— Start Material shown —
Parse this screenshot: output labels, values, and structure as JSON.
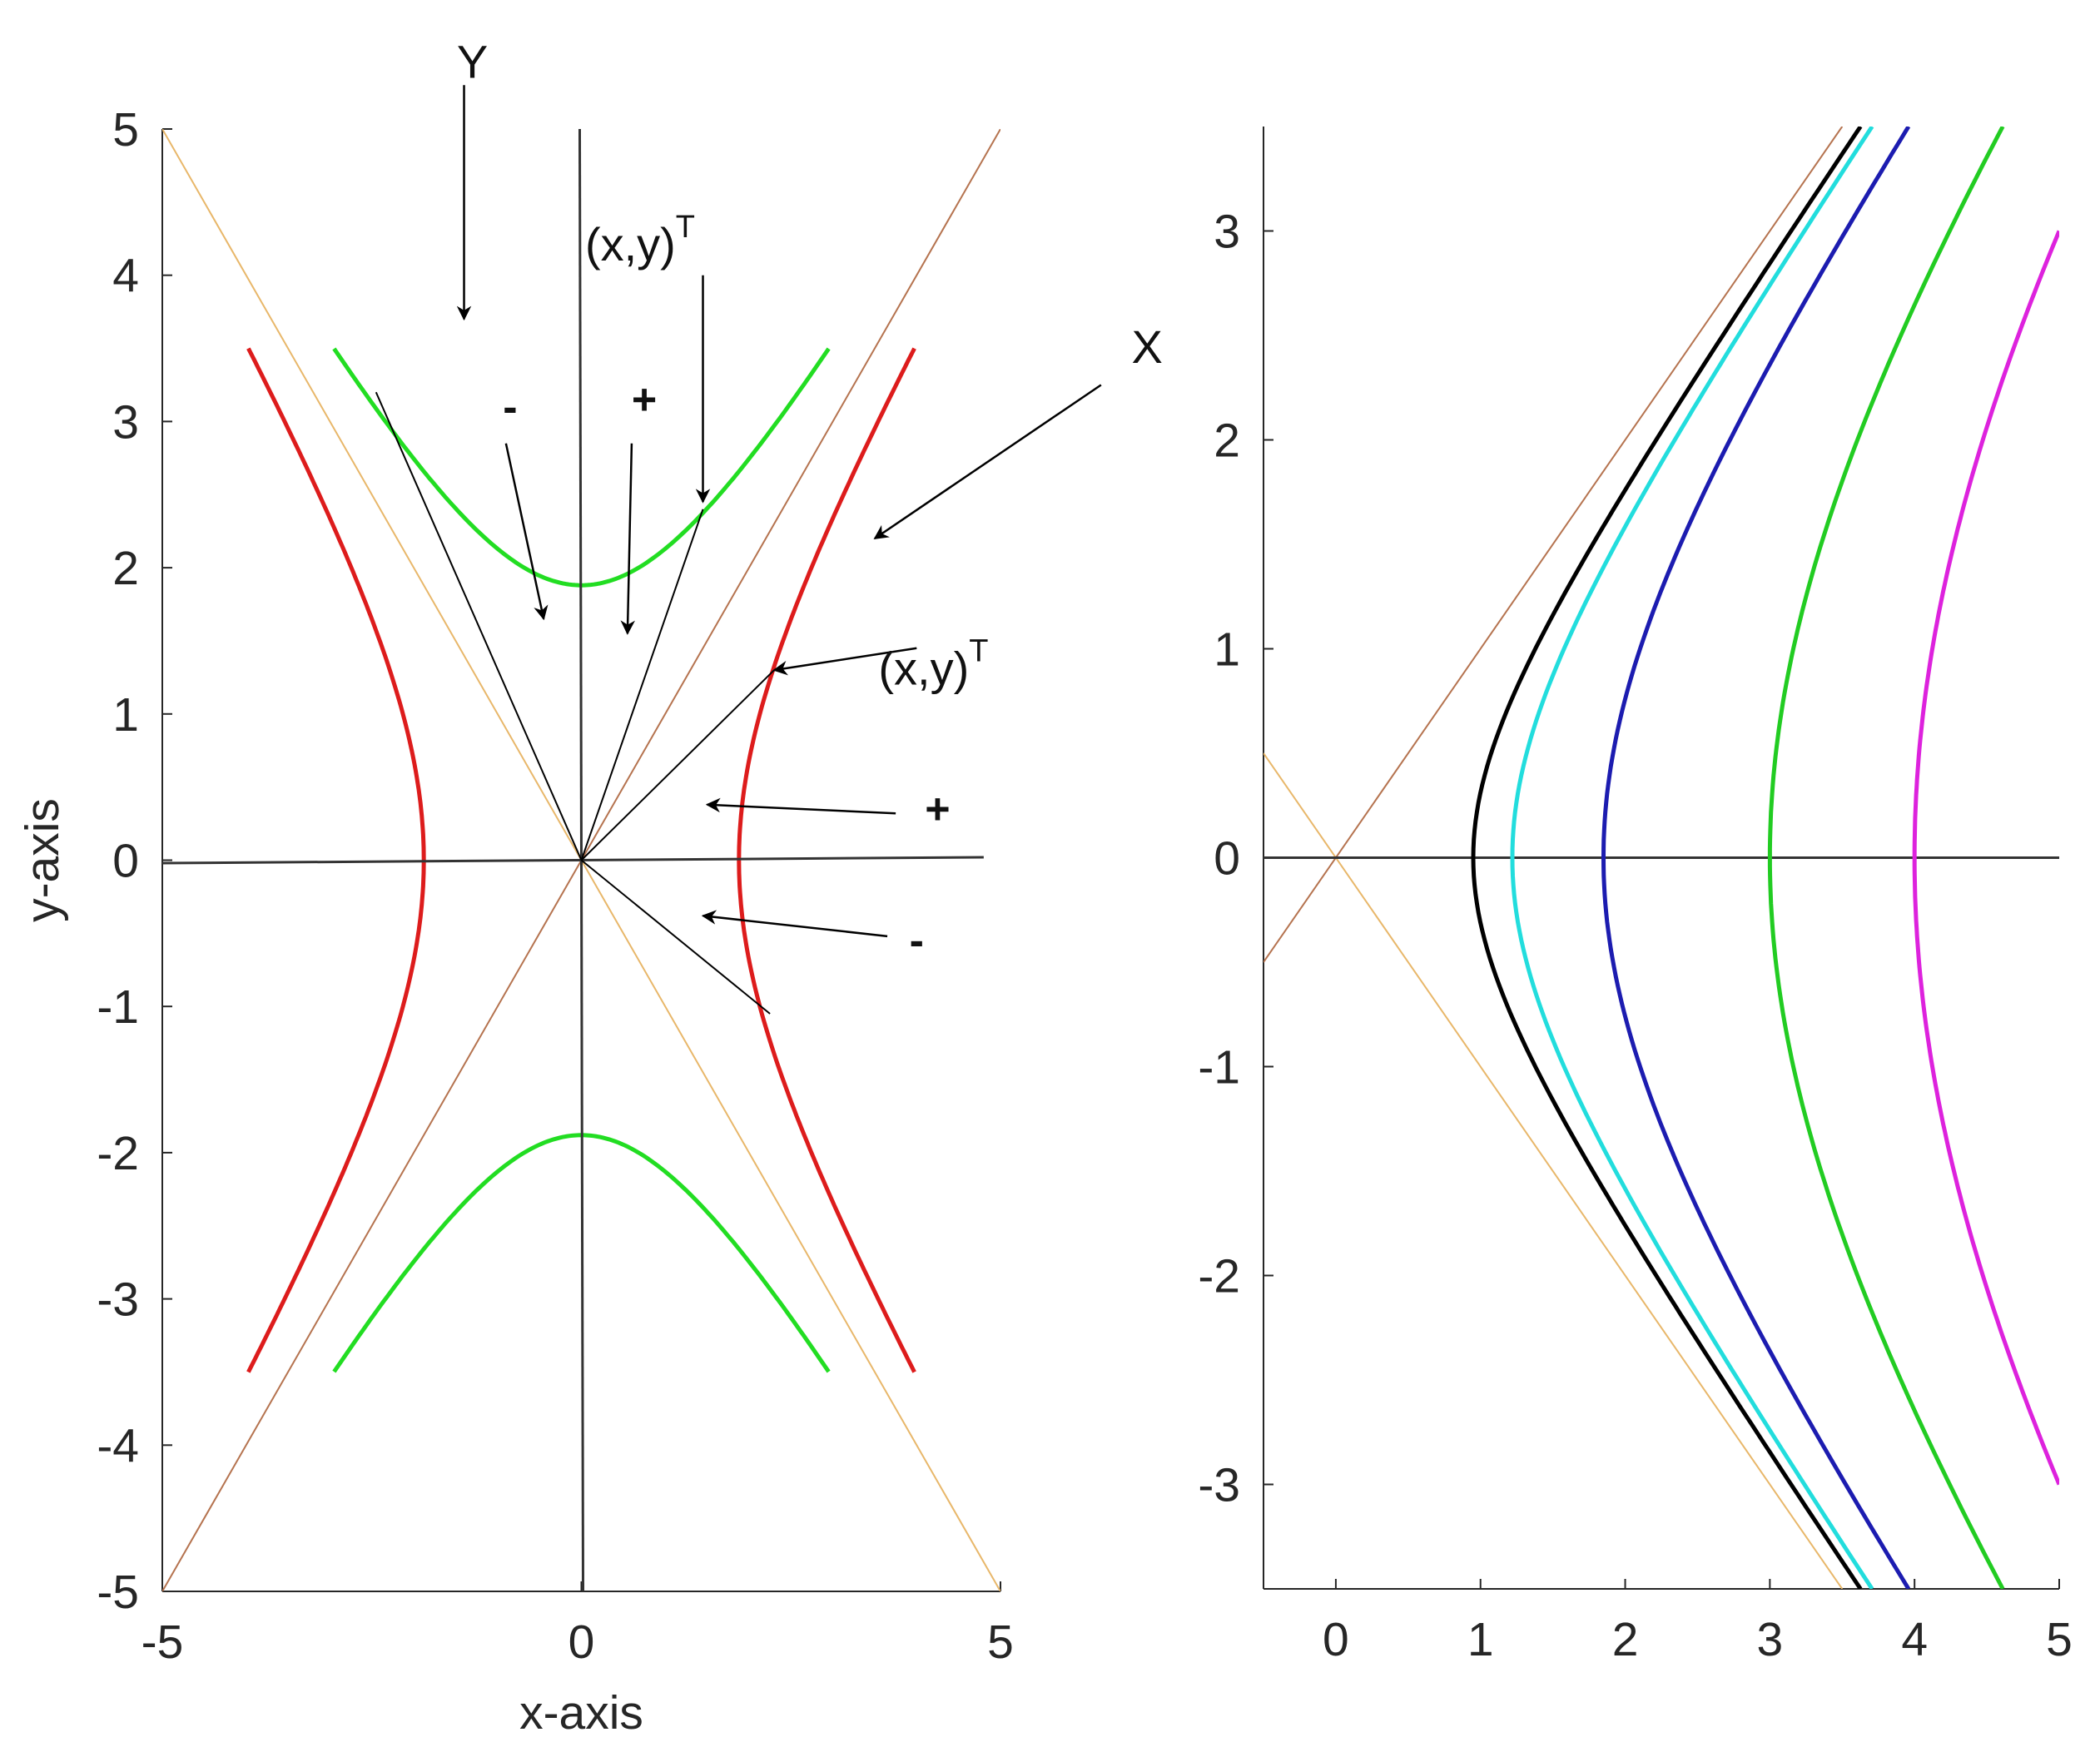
{
  "colors": {
    "red": "#dd1c1c",
    "green": "#22dd22",
    "black": "#000000",
    "cyan": "#22dddd",
    "blue": "#1c1cb0",
    "green2": "#22cc22",
    "magenta": "#dd22dd",
    "asym_pos": "#b5734f",
    "asym_neg": "#e8b76a",
    "axis_line": "#333333",
    "annot": "#000000"
  },
  "chart_data": [
    {
      "type": "line",
      "title": "",
      "xlabel": "x-axis",
      "ylabel": "y-axis",
      "xlim": [
        -5,
        5
      ],
      "ylim": [
        -5,
        5
      ],
      "xticks": [
        -5,
        0,
        5
      ],
      "yticks": [
        5,
        4,
        3,
        2,
        1,
        0,
        -1,
        -2,
        -3,
        -4,
        -5
      ],
      "xtick_labels": [
        "-5",
        "0",
        "5"
      ],
      "ytick_labels": [
        "5",
        "4",
        "3",
        "2",
        "1",
        "0",
        "-1",
        "-2",
        "-3",
        "-4",
        "-5"
      ],
      "grid": false,
      "series": [
        {
          "name": "hyperbola-red-right",
          "kind": "hyperbola_x",
          "a": 1.88,
          "sign": 1,
          "y_range": [
            -3.5,
            3.5
          ],
          "color": "red"
        },
        {
          "name": "hyperbola-red-left",
          "kind": "hyperbola_x",
          "a": 1.88,
          "sign": -1,
          "y_range": [
            -3.5,
            3.5
          ],
          "color": "red"
        },
        {
          "name": "hyperbola-green-top",
          "kind": "hyperbola_y",
          "a": 1.88,
          "sign": 1,
          "x_range": [
            -2.95,
            2.95
          ],
          "color": "green"
        },
        {
          "name": "hyperbola-green-bottom",
          "kind": "hyperbola_y",
          "a": 1.88,
          "sign": -1,
          "x_range": [
            -2.95,
            2.95
          ],
          "color": "green"
        },
        {
          "name": "asymptote-positive",
          "kind": "segment",
          "x": [
            -5,
            5
          ],
          "y": [
            -5,
            5
          ],
          "color": "asym_pos"
        },
        {
          "name": "asymptote-negative",
          "kind": "segment",
          "x": [
            -5,
            5
          ],
          "y": [
            5,
            -5
          ],
          "color": "asym_neg"
        },
        {
          "name": "horizontal-axis-line",
          "kind": "segment",
          "x": [
            -5,
            4.8
          ],
          "y": [
            -0.02,
            0.02
          ],
          "color": "axis_line"
        },
        {
          "name": "vertical-axis-line",
          "kind": "segment",
          "x": [
            -0.02,
            0.02
          ],
          "y": [
            5,
            -5
          ],
          "color": "axis_line"
        },
        {
          "name": "ray-upper-left",
          "kind": "segment",
          "x": [
            0,
            -2.45
          ],
          "y": [
            0,
            3.2
          ],
          "color": "annot"
        },
        {
          "name": "ray-upper-right",
          "kind": "segment",
          "x": [
            0,
            1.45
          ],
          "y": [
            0,
            2.4
          ],
          "color": "annot"
        },
        {
          "name": "ray-right-point",
          "kind": "segment",
          "x": [
            0,
            2.3
          ],
          "y": [
            0,
            1.3
          ],
          "color": "annot"
        },
        {
          "name": "ray-lower-right",
          "kind": "segment",
          "x": [
            0,
            2.25
          ],
          "y": [
            0,
            -1.05
          ],
          "color": "annot"
        }
      ],
      "annotations": [
        {
          "name": "label-Y",
          "text": "Y",
          "x": -1.3,
          "y": 5.35
        },
        {
          "name": "label-X",
          "text": "X",
          "x": 6.75,
          "y": 3.4
        },
        {
          "name": "label-xy-top",
          "text": "(x,y)",
          "sup": "T",
          "x": 0.7,
          "y": 4.1
        },
        {
          "name": "label-xy-right",
          "text": "(x,y)",
          "sup": "T",
          "x": 4.2,
          "y": 1.2
        },
        {
          "name": "label-minus-top",
          "text": "-",
          "x": -0.85,
          "y": 3.0
        },
        {
          "name": "label-plus-top",
          "text": "+",
          "x": 0.75,
          "y": 3.05
        },
        {
          "name": "label-plus-right",
          "text": "+",
          "x": 4.25,
          "y": 0.25
        },
        {
          "name": "label-minus-right",
          "text": "-",
          "x": 4.0,
          "y": -0.65
        }
      ],
      "arrows": [
        {
          "name": "arrow-Y",
          "x1": -1.4,
          "y1": 5.3,
          "x2": -1.4,
          "y2": 3.7
        },
        {
          "name": "arrow-X",
          "x1": 6.2,
          "y1": 3.25,
          "x2": 3.5,
          "y2": 2.2
        },
        {
          "name": "arrow-xy-top",
          "x1": 1.45,
          "y1": 4.0,
          "x2": 1.45,
          "y2": 2.45
        },
        {
          "name": "arrow-xy-right",
          "x1": 4.0,
          "y1": 1.45,
          "x2": 2.3,
          "y2": 1.3
        },
        {
          "name": "arrow-minus-top",
          "x1": -0.9,
          "y1": 2.85,
          "x2": -0.45,
          "y2": 1.65
        },
        {
          "name": "arrow-plus-top",
          "x1": 0.6,
          "y1": 2.85,
          "x2": 0.55,
          "y2": 1.55
        },
        {
          "name": "arrow-plus-right",
          "x1": 3.75,
          "y1": 0.32,
          "x2": 1.5,
          "y2": 0.38
        },
        {
          "name": "arrow-minus-right",
          "x1": 3.65,
          "y1": -0.52,
          "x2": 1.45,
          "y2": -0.38
        }
      ]
    },
    {
      "type": "line",
      "title": "",
      "xlabel": "",
      "ylabel": "",
      "xlim": [
        -0.5,
        5
      ],
      "ylim": [
        -3.5,
        3.5
      ],
      "xticks": [
        0,
        1,
        2,
        3,
        4,
        5
      ],
      "yticks": [
        3,
        2,
        1,
        0,
        -1,
        -2,
        -3
      ],
      "xtick_labels": [
        "0",
        "1",
        "2",
        "3",
        "4",
        "5"
      ],
      "ytick_labels": [
        "3",
        "2",
        "1",
        "0",
        "-1",
        "-2",
        "-3"
      ],
      "grid": false,
      "series": [
        {
          "name": "asymptote-positive",
          "kind": "segment",
          "x": [
            -0.5,
            3.5
          ],
          "y": [
            -0.5,
            3.5
          ],
          "color": "asym_pos"
        },
        {
          "name": "asymptote-negative",
          "kind": "segment",
          "x": [
            -0.5,
            3.5
          ],
          "y": [
            0.5,
            -3.5
          ],
          "color": "asym_neg"
        },
        {
          "name": "horizontal-axis-line",
          "kind": "segment",
          "x": [
            -0.5,
            5
          ],
          "y": [
            0,
            0
          ],
          "color": "axis_line"
        },
        {
          "name": "hyperbola-black",
          "kind": "hyperbola_x",
          "a": 0.95,
          "sign": 1,
          "y_range": [
            -3.5,
            3.5
          ],
          "color": "black"
        },
        {
          "name": "hyperbola-cyan",
          "kind": "hyperbola_x",
          "a": 1.22,
          "sign": 1,
          "y_range": [
            -3.5,
            3.5
          ],
          "color": "cyan"
        },
        {
          "name": "hyperbola-blue",
          "kind": "hyperbola_x",
          "a": 1.85,
          "sign": 1,
          "y_range": [
            -3.5,
            3.5
          ],
          "color": "blue"
        },
        {
          "name": "hyperbola-green",
          "kind": "hyperbola_x",
          "a": 3.0,
          "sign": 1,
          "y_range": [
            -3.5,
            3.5
          ],
          "color": "green2"
        },
        {
          "name": "hyperbola-magenta",
          "kind": "hyperbola_x",
          "a": 4.0,
          "sign": 1,
          "y_range": [
            -3.0,
            3.0
          ],
          "color": "magenta"
        }
      ],
      "annotations": [],
      "arrows": []
    }
  ]
}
— End Material shown —
_Exercise description_. Using the records above, output their complete text exactly, minus any images.

_The result_.
Parse this screenshot: output labels, values, and structure as JSON.
{
  "colors": {
    "red": "#dd1c1c",
    "green": "#22dd22",
    "black": "#000000",
    "cyan": "#22dddd",
    "blue": "#1c1cb0",
    "green2": "#22cc22",
    "magenta": "#dd22dd",
    "asym_pos": "#b5734f",
    "asym_neg": "#e8b76a",
    "axis_line": "#333333",
    "annot": "#000000"
  },
  "chart_data": [
    {
      "type": "line",
      "title": "",
      "xlabel": "x-axis",
      "ylabel": "y-axis",
      "xlim": [
        -5,
        5
      ],
      "ylim": [
        -5,
        5
      ],
      "xticks": [
        -5,
        0,
        5
      ],
      "yticks": [
        5,
        4,
        3,
        2,
        1,
        0,
        -1,
        -2,
        -3,
        -4,
        -5
      ],
      "xtick_labels": [
        "-5",
        "0",
        "5"
      ],
      "ytick_labels": [
        "5",
        "4",
        "3",
        "2",
        "1",
        "0",
        "-1",
        "-2",
        "-3",
        "-4",
        "-5"
      ],
      "grid": false,
      "series": [
        {
          "name": "hyperbola-red-right",
          "kind": "hyperbola_x",
          "a": 1.88,
          "sign": 1,
          "y_range": [
            -3.5,
            3.5
          ],
          "color": "red"
        },
        {
          "name": "hyperbola-red-left",
          "kind": "hyperbola_x",
          "a": 1.88,
          "sign": -1,
          "y_range": [
            -3.5,
            3.5
          ],
          "color": "red"
        },
        {
          "name": "hyperbola-green-top",
          "kind": "hyperbola_y",
          "a": 1.88,
          "sign": 1,
          "x_range": [
            -2.95,
            2.95
          ],
          "color": "green"
        },
        {
          "name": "hyperbola-green-bottom",
          "kind": "hyperbola_y",
          "a": 1.88,
          "sign": -1,
          "x_range": [
            -2.95,
            2.95
          ],
          "color": "green"
        },
        {
          "name": "asymptote-positive",
          "kind": "segment",
          "x": [
            -5,
            5
          ],
          "y": [
            -5,
            5
          ],
          "color": "asym_pos"
        },
        {
          "name": "asymptote-negative",
          "kind": "segment",
          "x": [
            -5,
            5
          ],
          "y": [
            5,
            -5
          ],
          "color": "asym_neg"
        },
        {
          "name": "horizontal-axis-line",
          "kind": "segment",
          "x": [
            -5,
            4.8
          ],
          "y": [
            -0.02,
            0.02
          ],
          "color": "axis_line"
        },
        {
          "name": "vertical-axis-line",
          "kind": "segment",
          "x": [
            -0.02,
            0.02
          ],
          "y": [
            5,
            -5
          ],
          "color": "axis_line"
        },
        {
          "name": "ray-upper-left",
          "kind": "segment",
          "x": [
            0,
            -2.45
          ],
          "y": [
            0,
            3.2
          ],
          "color": "annot"
        },
        {
          "name": "ray-upper-right",
          "kind": "segment",
          "x": [
            0,
            1.45
          ],
          "y": [
            0,
            2.4
          ],
          "color": "annot"
        },
        {
          "name": "ray-right-point",
          "kind": "segment",
          "x": [
            0,
            2.3
          ],
          "y": [
            0,
            1.3
          ],
          "color": "annot"
        },
        {
          "name": "ray-lower-right",
          "kind": "segment",
          "x": [
            0,
            2.25
          ],
          "y": [
            0,
            -1.05
          ],
          "color": "annot"
        }
      ],
      "annotations": [
        {
          "name": "label-Y",
          "text": "Y",
          "x": -1.3,
          "y": 5.35
        },
        {
          "name": "label-X",
          "text": "X",
          "x": 6.75,
          "y": 3.4
        },
        {
          "name": "label-xy-top",
          "text": "(x,y)",
          "sup": "T",
          "x": 0.7,
          "y": 4.1
        },
        {
          "name": "label-xy-right",
          "text": "(x,y)",
          "sup": "T",
          "x": 4.2,
          "y": 1.2
        },
        {
          "name": "label-minus-top",
          "text": "-",
          "x": -0.85,
          "y": 3.0
        },
        {
          "name": "label-plus-top",
          "text": "+",
          "x": 0.75,
          "y": 3.05
        },
        {
          "name": "label-plus-right",
          "text": "+",
          "x": 4.25,
          "y": 0.25
        },
        {
          "name": "label-minus-right",
          "text": "-",
          "x": 4.0,
          "y": -0.65
        }
      ],
      "arrows": [
        {
          "name": "arrow-Y",
          "x1": -1.4,
          "y1": 5.3,
          "x2": -1.4,
          "y2": 3.7
        },
        {
          "name": "arrow-X",
          "x1": 6.2,
          "y1": 3.25,
          "x2": 3.5,
          "y2": 2.2
        },
        {
          "name": "arrow-xy-top",
          "x1": 1.45,
          "y1": 4.0,
          "x2": 1.45,
          "y2": 2.45
        },
        {
          "name": "arrow-xy-right",
          "x1": 4.0,
          "y1": 1.45,
          "x2": 2.3,
          "y2": 1.3
        },
        {
          "name": "arrow-minus-top",
          "x1": -0.9,
          "y1": 2.85,
          "x2": -0.45,
          "y2": 1.65
        },
        {
          "name": "arrow-plus-top",
          "x1": 0.6,
          "y1": 2.85,
          "x2": 0.55,
          "y2": 1.55
        },
        {
          "name": "arrow-plus-right",
          "x1": 3.75,
          "y1": 0.32,
          "x2": 1.5,
          "y2": 0.38
        },
        {
          "name": "arrow-minus-right",
          "x1": 3.65,
          "y1": -0.52,
          "x2": 1.45,
          "y2": -0.38
        }
      ]
    },
    {
      "type": "line",
      "title": "",
      "xlabel": "",
      "ylabel": "",
      "xlim": [
        -0.5,
        5
      ],
      "ylim": [
        -3.5,
        3.5
      ],
      "xticks": [
        0,
        1,
        2,
        3,
        4,
        5
      ],
      "yticks": [
        3,
        2,
        1,
        0,
        -1,
        -2,
        -3
      ],
      "xtick_labels": [
        "0",
        "1",
        "2",
        "3",
        "4",
        "5"
      ],
      "ytick_labels": [
        "3",
        "2",
        "1",
        "0",
        "-1",
        "-2",
        "-3"
      ],
      "grid": false,
      "series": [
        {
          "name": "asymptote-positive",
          "kind": "segment",
          "x": [
            -0.5,
            3.5
          ],
          "y": [
            -0.5,
            3.5
          ],
          "color": "asym_pos"
        },
        {
          "name": "asymptote-negative",
          "kind": "segment",
          "x": [
            -0.5,
            3.5
          ],
          "y": [
            0.5,
            -3.5
          ],
          "color": "asym_neg"
        },
        {
          "name": "horizontal-axis-line",
          "kind": "segment",
          "x": [
            -0.5,
            5
          ],
          "y": [
            0,
            0
          ],
          "color": "axis_line"
        },
        {
          "name": "hyperbola-black",
          "kind": "hyperbola_x",
          "a": 0.95,
          "sign": 1,
          "y_range": [
            -3.5,
            3.5
          ],
          "color": "black"
        },
        {
          "name": "hyperbola-cyan",
          "kind": "hyperbola_x",
          "a": 1.22,
          "sign": 1,
          "y_range": [
            -3.5,
            3.5
          ],
          "color": "cyan"
        },
        {
          "name": "hyperbola-blue",
          "kind": "hyperbola_x",
          "a": 1.85,
          "sign": 1,
          "y_range": [
            -3.5,
            3.5
          ],
          "color": "blue"
        },
        {
          "name": "hyperbola-green",
          "kind": "hyperbola_x",
          "a": 3.0,
          "sign": 1,
          "y_range": [
            -3.5,
            3.5
          ],
          "color": "green2"
        },
        {
          "name": "hyperbola-magenta",
          "kind": "hyperbola_x",
          "a": 4.0,
          "sign": 1,
          "y_range": [
            -3.0,
            3.0
          ],
          "color": "magenta"
        }
      ],
      "annotations": [],
      "arrows": []
    }
  ]
}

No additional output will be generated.